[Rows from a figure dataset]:
════

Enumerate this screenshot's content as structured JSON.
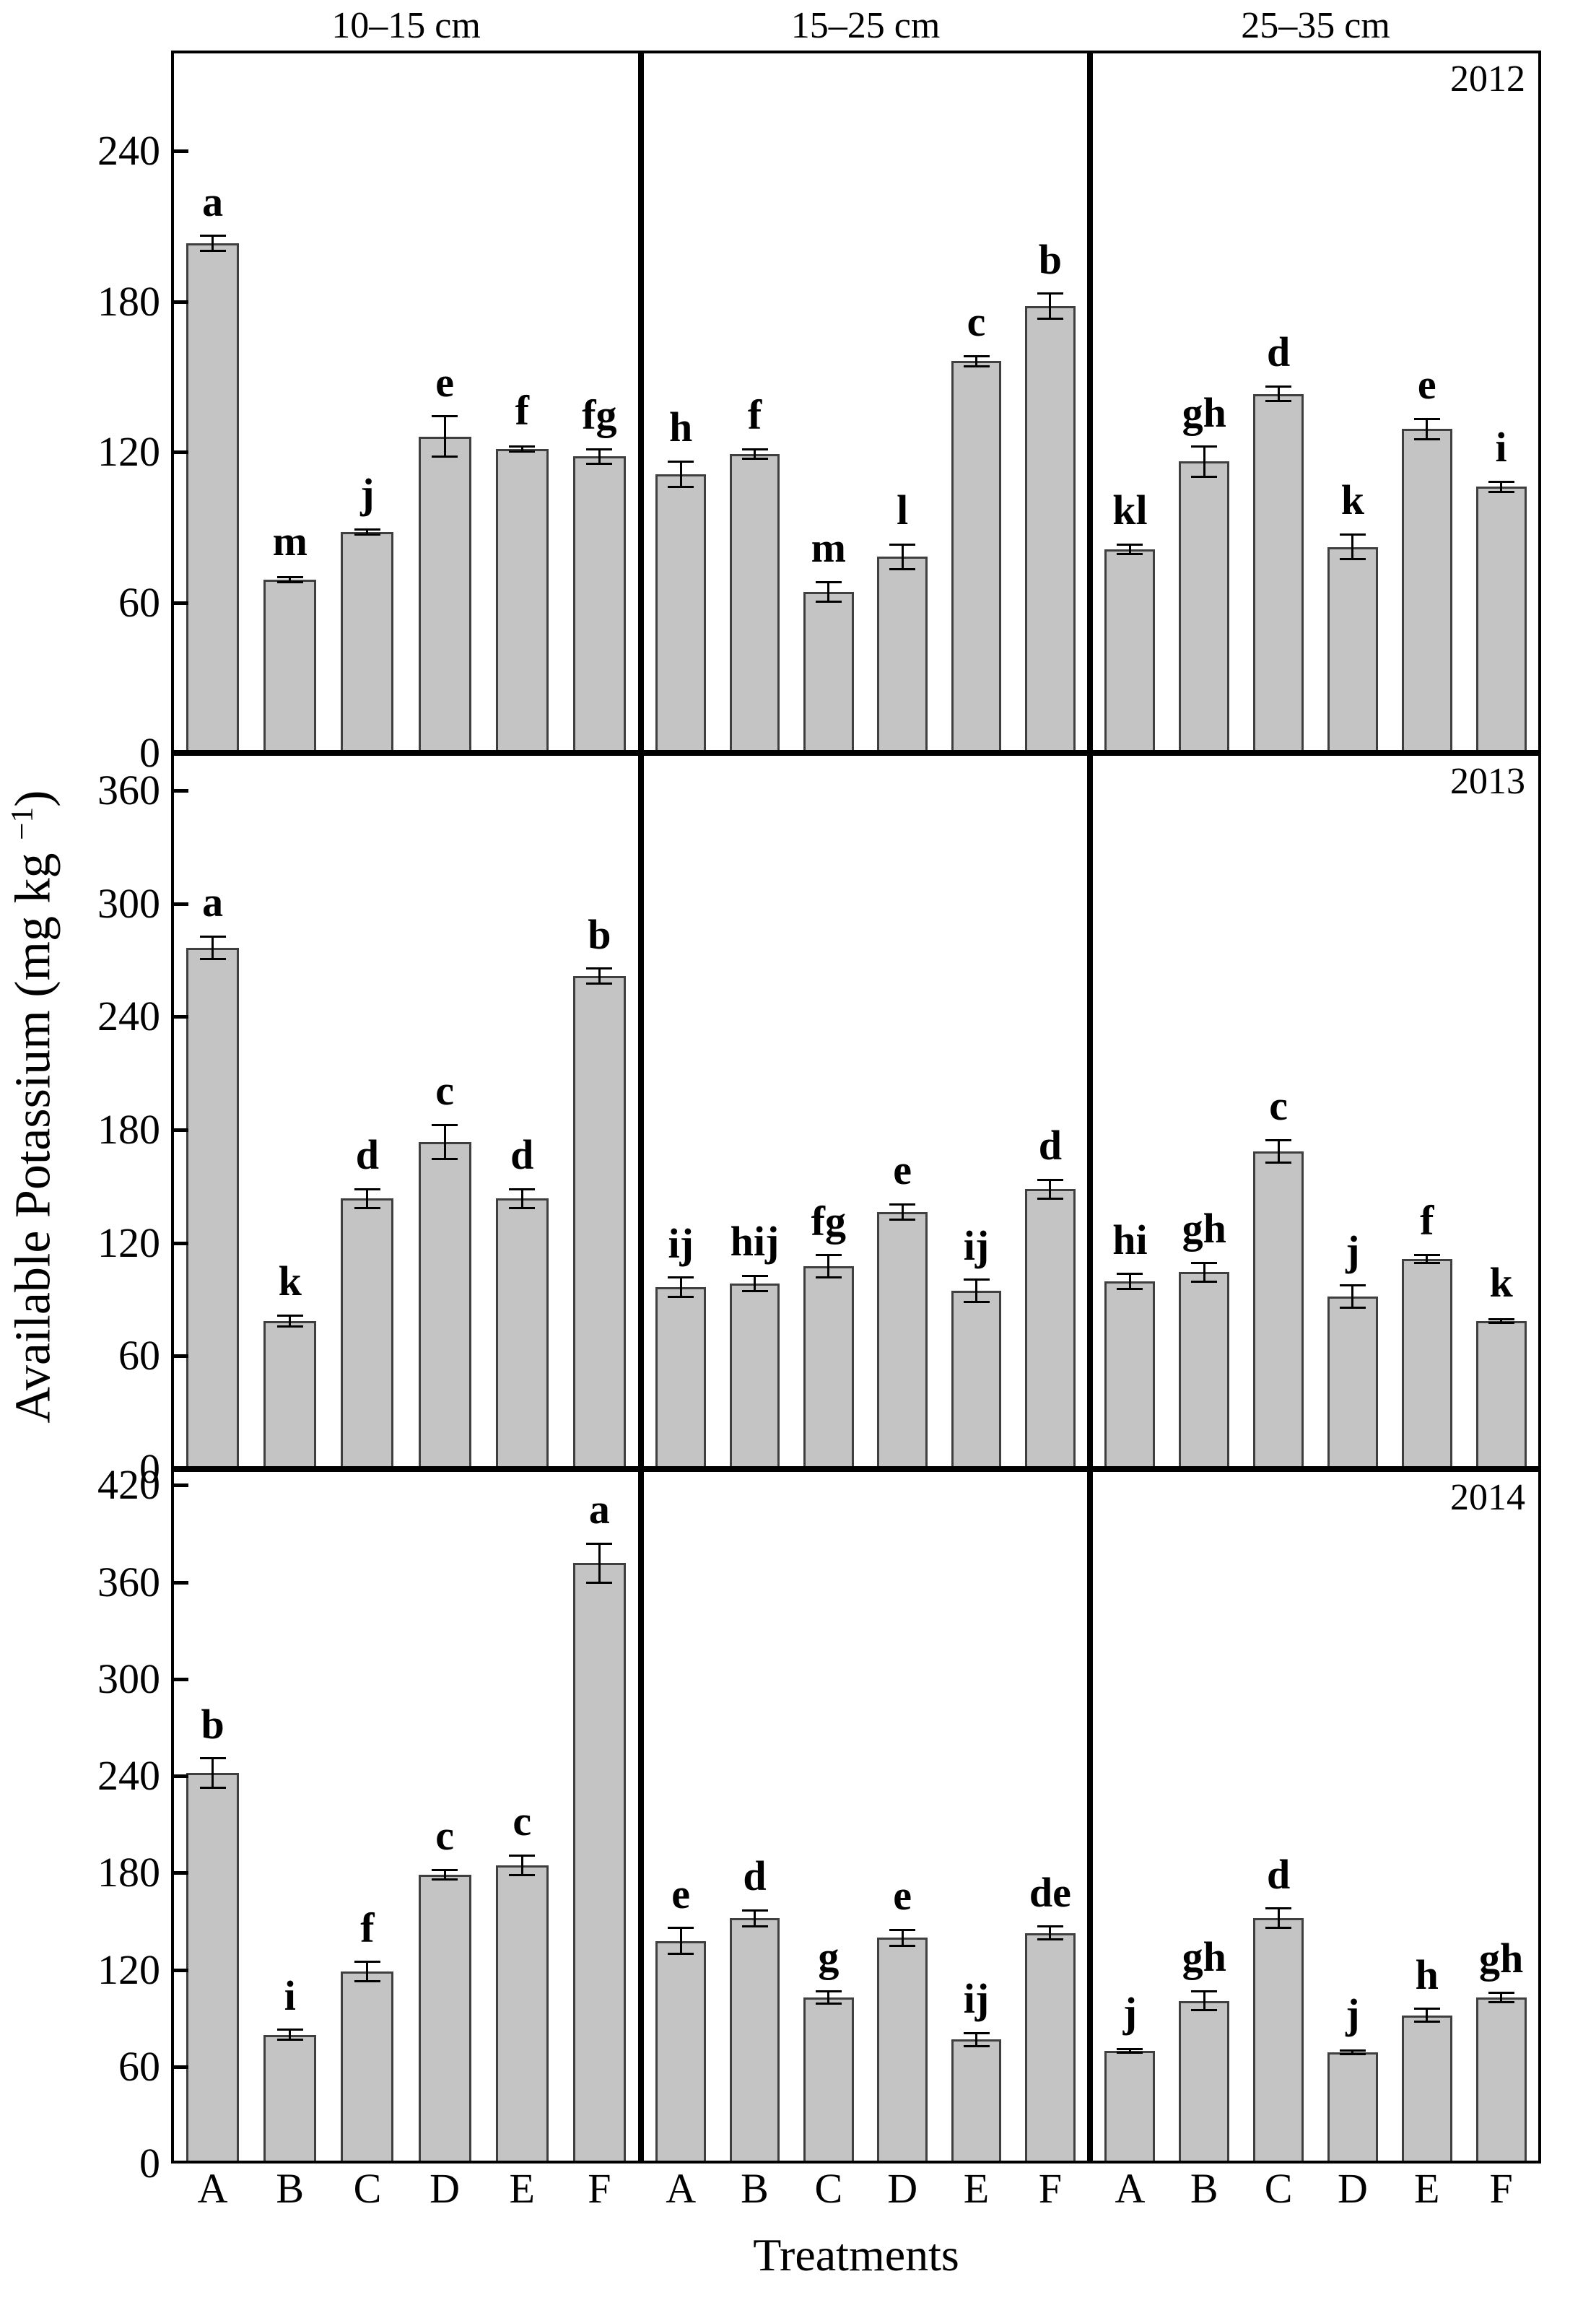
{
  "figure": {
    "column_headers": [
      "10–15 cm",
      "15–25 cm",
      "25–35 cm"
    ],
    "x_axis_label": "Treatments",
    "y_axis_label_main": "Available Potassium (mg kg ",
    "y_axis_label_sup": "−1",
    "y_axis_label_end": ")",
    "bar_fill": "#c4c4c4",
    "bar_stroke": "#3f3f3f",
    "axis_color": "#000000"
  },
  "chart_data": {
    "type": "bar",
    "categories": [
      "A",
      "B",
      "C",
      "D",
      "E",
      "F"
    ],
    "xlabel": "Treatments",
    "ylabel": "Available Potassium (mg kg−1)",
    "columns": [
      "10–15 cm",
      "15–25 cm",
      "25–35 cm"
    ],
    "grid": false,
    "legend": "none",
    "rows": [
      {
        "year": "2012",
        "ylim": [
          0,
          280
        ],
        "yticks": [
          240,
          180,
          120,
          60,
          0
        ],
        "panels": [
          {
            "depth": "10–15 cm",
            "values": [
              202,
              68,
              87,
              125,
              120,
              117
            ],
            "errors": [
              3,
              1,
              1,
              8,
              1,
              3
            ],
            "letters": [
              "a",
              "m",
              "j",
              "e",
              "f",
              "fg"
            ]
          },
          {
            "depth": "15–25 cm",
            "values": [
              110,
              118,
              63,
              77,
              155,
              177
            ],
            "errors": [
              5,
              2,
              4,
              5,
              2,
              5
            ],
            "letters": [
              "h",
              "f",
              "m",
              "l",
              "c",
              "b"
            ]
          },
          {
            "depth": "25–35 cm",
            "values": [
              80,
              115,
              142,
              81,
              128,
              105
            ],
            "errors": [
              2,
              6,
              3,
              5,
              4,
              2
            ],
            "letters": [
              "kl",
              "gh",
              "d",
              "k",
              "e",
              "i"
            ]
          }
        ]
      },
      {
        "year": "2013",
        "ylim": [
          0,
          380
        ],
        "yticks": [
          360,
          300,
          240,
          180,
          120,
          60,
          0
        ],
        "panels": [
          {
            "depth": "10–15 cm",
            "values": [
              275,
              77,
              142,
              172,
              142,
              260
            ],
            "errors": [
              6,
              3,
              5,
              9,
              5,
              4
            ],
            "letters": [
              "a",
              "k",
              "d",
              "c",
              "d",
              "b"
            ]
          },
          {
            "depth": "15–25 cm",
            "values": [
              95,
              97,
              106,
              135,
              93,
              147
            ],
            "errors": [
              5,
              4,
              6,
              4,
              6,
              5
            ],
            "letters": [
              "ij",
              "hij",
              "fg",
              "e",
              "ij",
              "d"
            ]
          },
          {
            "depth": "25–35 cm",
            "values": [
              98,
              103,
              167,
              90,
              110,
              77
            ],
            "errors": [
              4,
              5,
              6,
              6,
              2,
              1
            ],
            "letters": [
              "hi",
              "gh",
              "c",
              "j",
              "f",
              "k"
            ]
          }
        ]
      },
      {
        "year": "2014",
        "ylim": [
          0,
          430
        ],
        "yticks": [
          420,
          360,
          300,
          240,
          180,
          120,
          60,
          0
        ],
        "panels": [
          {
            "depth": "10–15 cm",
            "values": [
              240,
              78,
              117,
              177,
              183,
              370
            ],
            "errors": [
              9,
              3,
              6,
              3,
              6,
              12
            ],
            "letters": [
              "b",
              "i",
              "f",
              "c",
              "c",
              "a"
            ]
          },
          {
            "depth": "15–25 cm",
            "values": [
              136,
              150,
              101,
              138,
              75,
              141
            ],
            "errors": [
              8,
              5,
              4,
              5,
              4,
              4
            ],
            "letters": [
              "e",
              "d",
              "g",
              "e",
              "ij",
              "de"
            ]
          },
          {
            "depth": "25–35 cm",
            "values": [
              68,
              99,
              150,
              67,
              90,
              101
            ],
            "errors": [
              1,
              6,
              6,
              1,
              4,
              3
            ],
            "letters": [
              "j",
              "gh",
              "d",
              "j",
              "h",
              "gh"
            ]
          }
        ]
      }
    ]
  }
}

════

Transcribe every line from the records above without alteration, and leave out the images.

Enumerate this screenshot's content as structured JSON.
{
  "figure": {
    "column_headers": [
      "10–15 cm",
      "15–25 cm",
      "25–35 cm"
    ],
    "x_axis_label": "Treatments",
    "y_axis_label_main": "Available Potassium (mg kg ",
    "y_axis_label_sup": "−1",
    "y_axis_label_end": ")",
    "bar_fill": "#c4c4c4",
    "bar_stroke": "#3f3f3f",
    "axis_color": "#000000"
  },
  "chart_data": {
    "type": "bar",
    "categories": [
      "A",
      "B",
      "C",
      "D",
      "E",
      "F"
    ],
    "xlabel": "Treatments",
    "ylabel": "Available Potassium (mg kg−1)",
    "columns": [
      "10–15 cm",
      "15–25 cm",
      "25–35 cm"
    ],
    "grid": false,
    "legend": "none",
    "rows": [
      {
        "year": "2012",
        "ylim": [
          0,
          280
        ],
        "yticks": [
          240,
          180,
          120,
          60,
          0
        ],
        "panels": [
          {
            "depth": "10–15 cm",
            "values": [
              202,
              68,
              87,
              125,
              120,
              117
            ],
            "errors": [
              3,
              1,
              1,
              8,
              1,
              3
            ],
            "letters": [
              "a",
              "m",
              "j",
              "e",
              "f",
              "fg"
            ]
          },
          {
            "depth": "15–25 cm",
            "values": [
              110,
              118,
              63,
              77,
              155,
              177
            ],
            "errors": [
              5,
              2,
              4,
              5,
              2,
              5
            ],
            "letters": [
              "h",
              "f",
              "m",
              "l",
              "c",
              "b"
            ]
          },
          {
            "depth": "25–35 cm",
            "values": [
              80,
              115,
              142,
              81,
              128,
              105
            ],
            "errors": [
              2,
              6,
              3,
              5,
              4,
              2
            ],
            "letters": [
              "kl",
              "gh",
              "d",
              "k",
              "e",
              "i"
            ]
          }
        ]
      },
      {
        "year": "2013",
        "ylim": [
          0,
          380
        ],
        "yticks": [
          360,
          300,
          240,
          180,
          120,
          60,
          0
        ],
        "panels": [
          {
            "depth": "10–15 cm",
            "values": [
              275,
              77,
              142,
              172,
              142,
              260
            ],
            "errors": [
              6,
              3,
              5,
              9,
              5,
              4
            ],
            "letters": [
              "a",
              "k",
              "d",
              "c",
              "d",
              "b"
            ]
          },
          {
            "depth": "15–25 cm",
            "values": [
              95,
              97,
              106,
              135,
              93,
              147
            ],
            "errors": [
              5,
              4,
              6,
              4,
              6,
              5
            ],
            "letters": [
              "ij",
              "hij",
              "fg",
              "e",
              "ij",
              "d"
            ]
          },
          {
            "depth": "25–35 cm",
            "values": [
              98,
              103,
              167,
              90,
              110,
              77
            ],
            "errors": [
              4,
              5,
              6,
              6,
              2,
              1
            ],
            "letters": [
              "hi",
              "gh",
              "c",
              "j",
              "f",
              "k"
            ]
          }
        ]
      },
      {
        "year": "2014",
        "ylim": [
          0,
          430
        ],
        "yticks": [
          420,
          360,
          300,
          240,
          180,
          120,
          60,
          0
        ],
        "panels": [
          {
            "depth": "10–15 cm",
            "values": [
              240,
              78,
              117,
              177,
              183,
              370
            ],
            "errors": [
              9,
              3,
              6,
              3,
              6,
              12
            ],
            "letters": [
              "b",
              "i",
              "f",
              "c",
              "c",
              "a"
            ]
          },
          {
            "depth": "15–25 cm",
            "values": [
              136,
              150,
              101,
              138,
              75,
              141
            ],
            "errors": [
              8,
              5,
              4,
              5,
              4,
              4
            ],
            "letters": [
              "e",
              "d",
              "g",
              "e",
              "ij",
              "de"
            ]
          },
          {
            "depth": "25–35 cm",
            "values": [
              68,
              99,
              150,
              67,
              90,
              101
            ],
            "errors": [
              1,
              6,
              6,
              1,
              4,
              3
            ],
            "letters": [
              "j",
              "gh",
              "d",
              "j",
              "h",
              "gh"
            ]
          }
        ]
      }
    ]
  }
}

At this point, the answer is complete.